*What is required*. Repeat each record exactly. Any picture gets left out.

##############################

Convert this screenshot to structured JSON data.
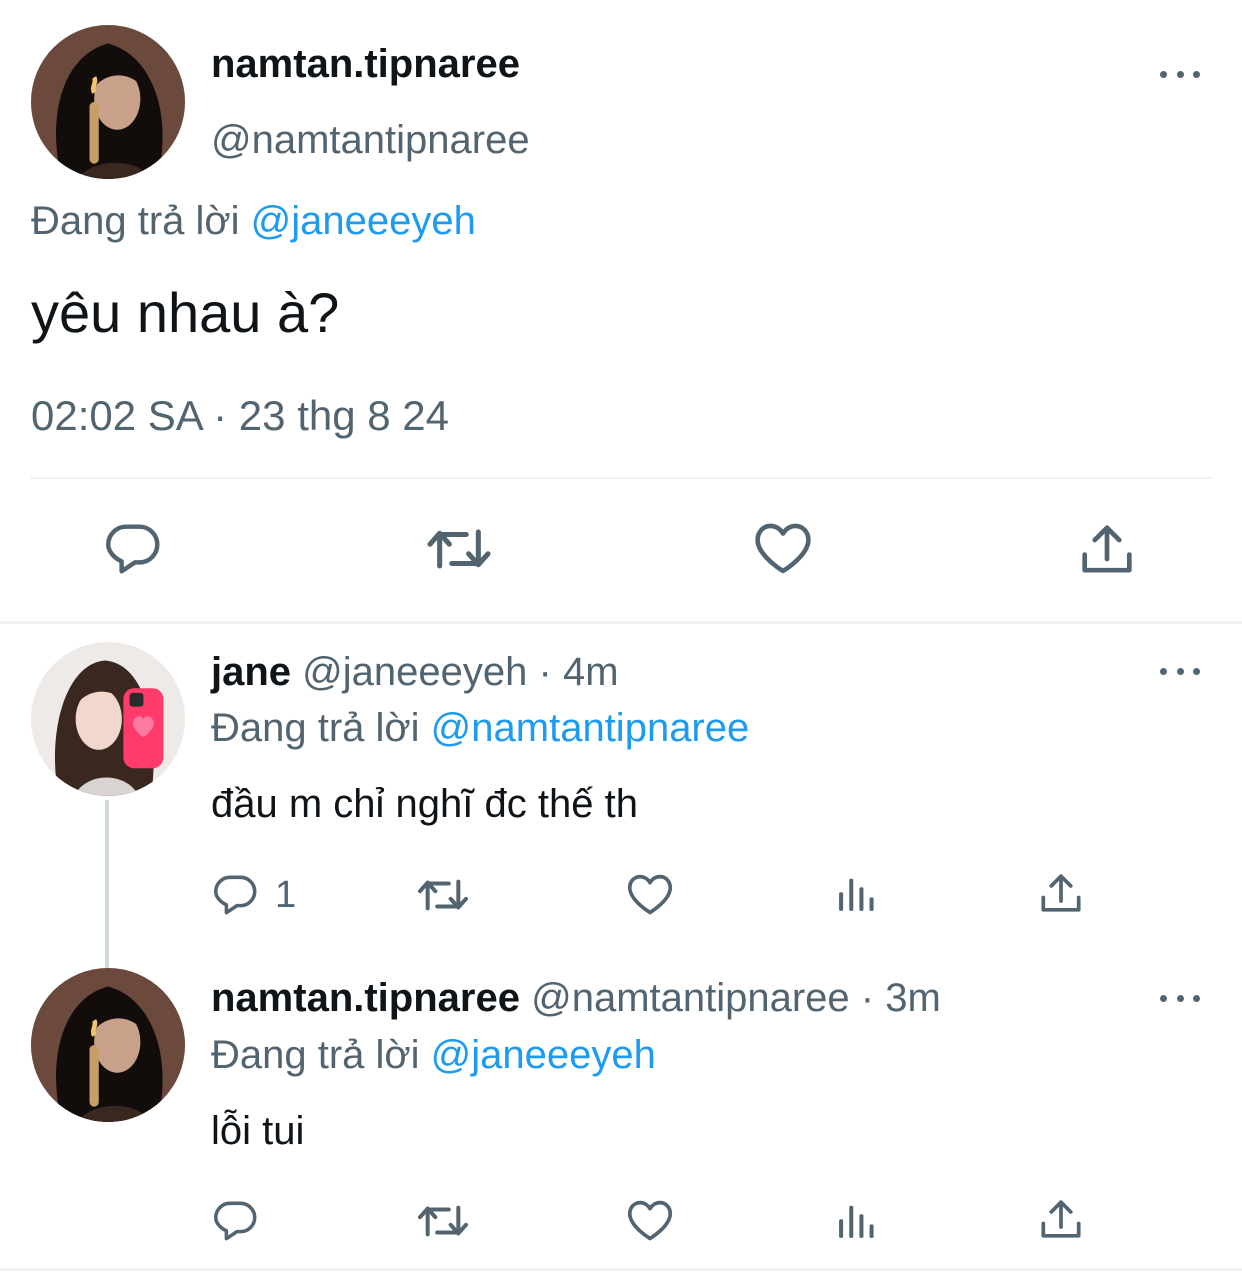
{
  "main_tweet": {
    "display_name": "namtan.tipnaree",
    "handle": "@namtantipnaree",
    "reply_prefix": "Đang trả lời",
    "reply_to": "@janeeeyeh",
    "text": "yêu nhau à?",
    "timestamp": "02:02 SA · 23 thg 8 24"
  },
  "replies": [
    {
      "display_name": "jane",
      "handle": "@janeeeyeh",
      "time": "· 4m",
      "reply_prefix": "Đang trả lời",
      "reply_to": "@namtantipnaree",
      "text": "đầu m chỉ nghĩ đc thế th",
      "reply_count": "1"
    },
    {
      "display_name": "namtan.tipnaree",
      "handle": "@namtantipnaree",
      "time": "· 3m",
      "reply_prefix": "Đang trả lời",
      "reply_to": "@janeeeyeh",
      "text": "lỗi tui",
      "reply_count": ""
    }
  ],
  "icons": [
    "reply-icon",
    "retweet-icon",
    "like-icon",
    "share-icon",
    "views-icon",
    "more-icon"
  ],
  "colors": {
    "link": "#1d9bf0",
    "muted": "#536471",
    "text": "#0f1419",
    "divider": "#eff3f4"
  }
}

##############################

*Task result*.
Convert this screenshot to structured JSON data.
{
  "main_tweet": {
    "display_name": "namtan.tipnaree",
    "handle": "@namtantipnaree",
    "reply_prefix": "Đang trả lời",
    "reply_to": "@janeeeyeh",
    "text": "yêu nhau à?",
    "timestamp": "02:02 SA · 23 thg 8 24"
  },
  "replies": [
    {
      "display_name": "jane",
      "handle": "@janeeeyeh",
      "time": "· 4m",
      "reply_prefix": "Đang trả lời",
      "reply_to": "@namtantipnaree",
      "text": "đầu m chỉ nghĩ đc thế th",
      "reply_count": "1"
    },
    {
      "display_name": "namtan.tipnaree",
      "handle": "@namtantipnaree",
      "time": "· 3m",
      "reply_prefix": "Đang trả lời",
      "reply_to": "@janeeeyeh",
      "text": "lỗi tui",
      "reply_count": ""
    }
  ],
  "icons": [
    "reply-icon",
    "retweet-icon",
    "like-icon",
    "share-icon",
    "views-icon",
    "more-icon"
  ],
  "colors": {
    "link": "#1d9bf0",
    "muted": "#536471",
    "text": "#0f1419",
    "divider": "#eff3f4"
  }
}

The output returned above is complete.